Records about charts and figures:
---------------

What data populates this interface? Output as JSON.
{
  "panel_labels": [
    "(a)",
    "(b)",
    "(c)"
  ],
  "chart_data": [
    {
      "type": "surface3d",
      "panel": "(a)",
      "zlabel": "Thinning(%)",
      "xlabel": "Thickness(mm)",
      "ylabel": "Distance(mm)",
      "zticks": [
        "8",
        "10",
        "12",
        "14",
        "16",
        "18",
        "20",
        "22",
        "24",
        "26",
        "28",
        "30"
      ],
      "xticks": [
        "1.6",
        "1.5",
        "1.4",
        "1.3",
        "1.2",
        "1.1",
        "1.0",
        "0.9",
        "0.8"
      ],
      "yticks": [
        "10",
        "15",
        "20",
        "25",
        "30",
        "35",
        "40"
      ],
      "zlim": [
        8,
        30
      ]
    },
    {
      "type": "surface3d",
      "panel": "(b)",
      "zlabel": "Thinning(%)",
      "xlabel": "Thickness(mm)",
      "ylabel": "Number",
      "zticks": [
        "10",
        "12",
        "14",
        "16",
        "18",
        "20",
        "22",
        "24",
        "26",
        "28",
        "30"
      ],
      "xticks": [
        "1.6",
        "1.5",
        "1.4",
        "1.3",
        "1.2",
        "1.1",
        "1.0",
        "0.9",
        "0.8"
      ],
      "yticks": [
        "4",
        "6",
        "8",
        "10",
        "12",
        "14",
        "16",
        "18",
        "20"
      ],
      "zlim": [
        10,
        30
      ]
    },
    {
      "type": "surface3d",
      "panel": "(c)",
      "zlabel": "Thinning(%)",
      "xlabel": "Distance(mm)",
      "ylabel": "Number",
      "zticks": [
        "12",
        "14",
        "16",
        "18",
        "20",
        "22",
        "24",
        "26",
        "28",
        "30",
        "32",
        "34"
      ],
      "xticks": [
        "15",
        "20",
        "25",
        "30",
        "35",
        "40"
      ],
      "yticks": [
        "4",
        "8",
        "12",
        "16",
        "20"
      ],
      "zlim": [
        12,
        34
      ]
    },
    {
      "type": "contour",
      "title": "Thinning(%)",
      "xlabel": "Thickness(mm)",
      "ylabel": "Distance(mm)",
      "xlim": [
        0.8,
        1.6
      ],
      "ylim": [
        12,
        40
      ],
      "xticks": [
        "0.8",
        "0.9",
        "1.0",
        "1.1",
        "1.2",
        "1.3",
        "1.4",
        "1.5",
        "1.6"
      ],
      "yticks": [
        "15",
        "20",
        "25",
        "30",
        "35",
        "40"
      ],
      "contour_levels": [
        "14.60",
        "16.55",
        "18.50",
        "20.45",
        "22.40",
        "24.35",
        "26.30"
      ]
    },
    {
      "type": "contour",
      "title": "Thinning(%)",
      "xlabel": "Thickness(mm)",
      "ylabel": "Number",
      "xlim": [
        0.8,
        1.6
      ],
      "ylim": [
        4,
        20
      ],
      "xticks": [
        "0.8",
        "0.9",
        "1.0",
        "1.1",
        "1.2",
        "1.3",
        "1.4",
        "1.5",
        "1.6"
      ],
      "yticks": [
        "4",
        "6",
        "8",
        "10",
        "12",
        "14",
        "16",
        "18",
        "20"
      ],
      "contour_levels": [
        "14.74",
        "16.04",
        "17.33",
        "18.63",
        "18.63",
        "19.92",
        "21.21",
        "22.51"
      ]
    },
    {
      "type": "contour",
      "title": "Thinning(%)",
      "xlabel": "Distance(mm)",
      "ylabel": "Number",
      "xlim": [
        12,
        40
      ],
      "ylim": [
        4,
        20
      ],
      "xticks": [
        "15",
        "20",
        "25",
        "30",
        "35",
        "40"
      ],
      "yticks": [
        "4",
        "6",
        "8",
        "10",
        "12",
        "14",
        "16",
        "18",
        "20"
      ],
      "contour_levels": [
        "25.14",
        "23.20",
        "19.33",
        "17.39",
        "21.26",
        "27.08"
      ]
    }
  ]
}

---------------

» Your task
Please set down the whole listing above without altering a single line.

» Exercise output
What data populates this interface? Output as JSON.
{
  "panel_labels": [
    "(a)",
    "(b)",
    "(c)"
  ],
  "chart_data": [
    {
      "type": "surface3d",
      "panel": "(a)",
      "zlabel": "Thinning(%)",
      "xlabel": "Thickness(mm)",
      "ylabel": "Distance(mm)",
      "zticks": [
        "8",
        "10",
        "12",
        "14",
        "16",
        "18",
        "20",
        "22",
        "24",
        "26",
        "28",
        "30"
      ],
      "xticks": [
        "1.6",
        "1.5",
        "1.4",
        "1.3",
        "1.2",
        "1.1",
        "1.0",
        "0.9",
        "0.8"
      ],
      "yticks": [
        "10",
        "15",
        "20",
        "25",
        "30",
        "35",
        "40"
      ],
      "zlim": [
        8,
        30
      ]
    },
    {
      "type": "surface3d",
      "panel": "(b)",
      "zlabel": "Thinning(%)",
      "xlabel": "Thickness(mm)",
      "ylabel": "Number",
      "zticks": [
        "10",
        "12",
        "14",
        "16",
        "18",
        "20",
        "22",
        "24",
        "26",
        "28",
        "30"
      ],
      "xticks": [
        "1.6",
        "1.5",
        "1.4",
        "1.3",
        "1.2",
        "1.1",
        "1.0",
        "0.9",
        "0.8"
      ],
      "yticks": [
        "4",
        "6",
        "8",
        "10",
        "12",
        "14",
        "16",
        "18",
        "20"
      ],
      "zlim": [
        10,
        30
      ]
    },
    {
      "type": "surface3d",
      "panel": "(c)",
      "zlabel": "Thinning(%)",
      "xlabel": "Distance(mm)",
      "ylabel": "Number",
      "zticks": [
        "12",
        "14",
        "16",
        "18",
        "20",
        "22",
        "24",
        "26",
        "28",
        "30",
        "32",
        "34"
      ],
      "xticks": [
        "15",
        "20",
        "25",
        "30",
        "35",
        "40"
      ],
      "yticks": [
        "4",
        "8",
        "12",
        "16",
        "20"
      ],
      "zlim": [
        12,
        34
      ]
    },
    {
      "type": "contour",
      "title": "Thinning(%)",
      "xlabel": "Thickness(mm)",
      "ylabel": "Distance(mm)",
      "xlim": [
        0.8,
        1.6
      ],
      "ylim": [
        12,
        40
      ],
      "xticks": [
        "0.8",
        "0.9",
        "1.0",
        "1.1",
        "1.2",
        "1.3",
        "1.4",
        "1.5",
        "1.6"
      ],
      "yticks": [
        "15",
        "20",
        "25",
        "30",
        "35",
        "40"
      ],
      "contour_levels": [
        "14.60",
        "16.55",
        "18.50",
        "20.45",
        "22.40",
        "24.35",
        "26.30"
      ]
    },
    {
      "type": "contour",
      "title": "Thinning(%)",
      "xlabel": "Thickness(mm)",
      "ylabel": "Number",
      "xlim": [
        0.8,
        1.6
      ],
      "ylim": [
        4,
        20
      ],
      "xticks": [
        "0.8",
        "0.9",
        "1.0",
        "1.1",
        "1.2",
        "1.3",
        "1.4",
        "1.5",
        "1.6"
      ],
      "yticks": [
        "4",
        "6",
        "8",
        "10",
        "12",
        "14",
        "16",
        "18",
        "20"
      ],
      "contour_levels": [
        "14.74",
        "16.04",
        "17.33",
        "18.63",
        "18.63",
        "19.92",
        "21.21",
        "22.51"
      ]
    },
    {
      "type": "contour",
      "title": "Thinning(%)",
      "xlabel": "Distance(mm)",
      "ylabel": "Number",
      "xlim": [
        12,
        40
      ],
      "ylim": [
        4,
        20
      ],
      "xticks": [
        "15",
        "20",
        "25",
        "30",
        "35",
        "40"
      ],
      "yticks": [
        "4",
        "6",
        "8",
        "10",
        "12",
        "14",
        "16",
        "18",
        "20"
      ],
      "contour_levels": [
        "25.14",
        "23.20",
        "19.33",
        "17.39",
        "21.26",
        "27.08"
      ]
    }
  ]
}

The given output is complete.